═══ Source data

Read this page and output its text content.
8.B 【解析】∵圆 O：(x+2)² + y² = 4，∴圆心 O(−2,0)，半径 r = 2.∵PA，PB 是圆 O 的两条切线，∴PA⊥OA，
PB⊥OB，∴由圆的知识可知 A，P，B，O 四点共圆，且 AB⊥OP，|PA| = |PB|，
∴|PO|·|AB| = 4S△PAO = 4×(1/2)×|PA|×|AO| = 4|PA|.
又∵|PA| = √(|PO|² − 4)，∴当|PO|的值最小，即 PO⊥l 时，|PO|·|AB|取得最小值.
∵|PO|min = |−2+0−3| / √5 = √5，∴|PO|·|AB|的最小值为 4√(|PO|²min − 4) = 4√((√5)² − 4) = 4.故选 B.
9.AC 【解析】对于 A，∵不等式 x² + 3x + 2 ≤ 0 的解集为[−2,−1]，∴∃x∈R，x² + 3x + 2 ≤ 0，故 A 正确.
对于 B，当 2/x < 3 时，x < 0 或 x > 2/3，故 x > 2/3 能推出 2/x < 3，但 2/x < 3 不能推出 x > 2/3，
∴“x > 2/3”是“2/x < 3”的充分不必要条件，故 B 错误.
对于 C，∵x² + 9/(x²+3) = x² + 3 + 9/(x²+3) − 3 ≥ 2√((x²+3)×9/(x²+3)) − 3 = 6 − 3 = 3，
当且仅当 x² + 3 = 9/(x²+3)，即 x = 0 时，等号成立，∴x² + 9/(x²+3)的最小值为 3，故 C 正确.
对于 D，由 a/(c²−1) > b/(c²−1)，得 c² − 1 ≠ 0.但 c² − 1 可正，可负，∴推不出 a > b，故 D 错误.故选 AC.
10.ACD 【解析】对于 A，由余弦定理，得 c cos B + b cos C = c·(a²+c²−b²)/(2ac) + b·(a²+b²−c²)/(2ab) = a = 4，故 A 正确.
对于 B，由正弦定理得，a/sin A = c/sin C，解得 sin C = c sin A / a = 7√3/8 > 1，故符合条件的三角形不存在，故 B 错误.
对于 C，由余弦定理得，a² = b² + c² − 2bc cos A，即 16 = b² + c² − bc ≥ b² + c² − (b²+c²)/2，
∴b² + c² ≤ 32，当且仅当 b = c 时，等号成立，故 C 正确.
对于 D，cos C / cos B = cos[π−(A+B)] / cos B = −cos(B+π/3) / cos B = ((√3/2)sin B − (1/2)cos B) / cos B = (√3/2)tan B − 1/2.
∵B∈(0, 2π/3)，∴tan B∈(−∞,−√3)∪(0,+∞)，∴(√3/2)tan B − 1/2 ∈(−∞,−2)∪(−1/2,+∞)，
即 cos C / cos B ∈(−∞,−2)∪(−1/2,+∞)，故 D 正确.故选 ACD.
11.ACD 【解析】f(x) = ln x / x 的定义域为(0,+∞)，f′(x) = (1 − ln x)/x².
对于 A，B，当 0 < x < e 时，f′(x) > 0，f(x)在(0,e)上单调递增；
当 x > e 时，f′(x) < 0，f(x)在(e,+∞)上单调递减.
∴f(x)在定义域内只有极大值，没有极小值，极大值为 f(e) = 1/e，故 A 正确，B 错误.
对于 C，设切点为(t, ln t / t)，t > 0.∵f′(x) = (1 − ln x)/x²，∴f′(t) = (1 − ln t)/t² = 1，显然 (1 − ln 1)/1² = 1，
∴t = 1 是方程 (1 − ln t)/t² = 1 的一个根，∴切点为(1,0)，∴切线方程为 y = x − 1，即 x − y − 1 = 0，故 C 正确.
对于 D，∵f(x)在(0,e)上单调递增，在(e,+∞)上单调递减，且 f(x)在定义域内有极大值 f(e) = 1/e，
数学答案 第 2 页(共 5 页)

══════

__What you will do__: Locate the word "上单调递增" in the entries, and copy every line where it is found.

__Output of the exercise__:
对于 A，B，当 0 < x < e 时，f′(x) > 0，f(x)在(0,e)上单调递增；
对于 D，∵f(x)在(0,e)上单调递增，在(e,+∞)上单调递减，且 f(x)在定义域内有极大值 f(e) = 1/e，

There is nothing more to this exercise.